→ Set exercise
Count how many lines hold the string "ylabel". Give that number alone.
--- The input ---
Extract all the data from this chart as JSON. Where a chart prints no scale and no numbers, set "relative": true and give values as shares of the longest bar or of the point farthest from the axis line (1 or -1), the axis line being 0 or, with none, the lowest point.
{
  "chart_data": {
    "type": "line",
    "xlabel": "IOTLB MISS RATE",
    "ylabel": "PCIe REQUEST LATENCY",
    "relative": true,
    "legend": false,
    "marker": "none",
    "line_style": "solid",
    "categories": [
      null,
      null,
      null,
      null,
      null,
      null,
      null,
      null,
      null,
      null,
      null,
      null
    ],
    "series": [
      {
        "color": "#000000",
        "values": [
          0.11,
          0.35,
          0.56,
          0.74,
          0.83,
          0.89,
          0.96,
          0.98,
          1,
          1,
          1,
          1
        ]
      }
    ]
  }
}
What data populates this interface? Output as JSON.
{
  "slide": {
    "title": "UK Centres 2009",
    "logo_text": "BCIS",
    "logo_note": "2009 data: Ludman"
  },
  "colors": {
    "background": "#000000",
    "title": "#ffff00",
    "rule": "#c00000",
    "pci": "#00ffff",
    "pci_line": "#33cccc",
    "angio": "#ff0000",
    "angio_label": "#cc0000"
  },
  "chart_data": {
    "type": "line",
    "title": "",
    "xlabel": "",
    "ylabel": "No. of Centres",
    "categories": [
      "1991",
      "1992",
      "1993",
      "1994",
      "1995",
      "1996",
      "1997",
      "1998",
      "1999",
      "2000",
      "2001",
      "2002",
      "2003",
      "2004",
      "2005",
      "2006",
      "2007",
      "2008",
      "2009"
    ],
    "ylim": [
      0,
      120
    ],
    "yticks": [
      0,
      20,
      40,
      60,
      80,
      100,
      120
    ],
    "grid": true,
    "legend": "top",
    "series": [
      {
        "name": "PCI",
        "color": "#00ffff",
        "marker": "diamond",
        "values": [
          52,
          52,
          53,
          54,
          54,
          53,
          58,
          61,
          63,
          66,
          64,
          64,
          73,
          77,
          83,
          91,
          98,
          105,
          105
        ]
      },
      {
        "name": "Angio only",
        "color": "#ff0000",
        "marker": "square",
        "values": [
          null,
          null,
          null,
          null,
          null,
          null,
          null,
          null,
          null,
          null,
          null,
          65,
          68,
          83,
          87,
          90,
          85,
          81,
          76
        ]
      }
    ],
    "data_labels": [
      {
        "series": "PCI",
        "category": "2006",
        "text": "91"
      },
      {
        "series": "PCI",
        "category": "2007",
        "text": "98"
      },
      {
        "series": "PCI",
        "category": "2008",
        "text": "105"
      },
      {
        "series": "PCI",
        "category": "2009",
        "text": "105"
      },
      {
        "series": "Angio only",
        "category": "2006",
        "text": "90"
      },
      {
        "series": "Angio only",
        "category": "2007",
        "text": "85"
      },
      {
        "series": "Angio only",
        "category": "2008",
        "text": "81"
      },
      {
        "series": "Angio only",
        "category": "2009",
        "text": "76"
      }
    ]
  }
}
---
→ Correct output
2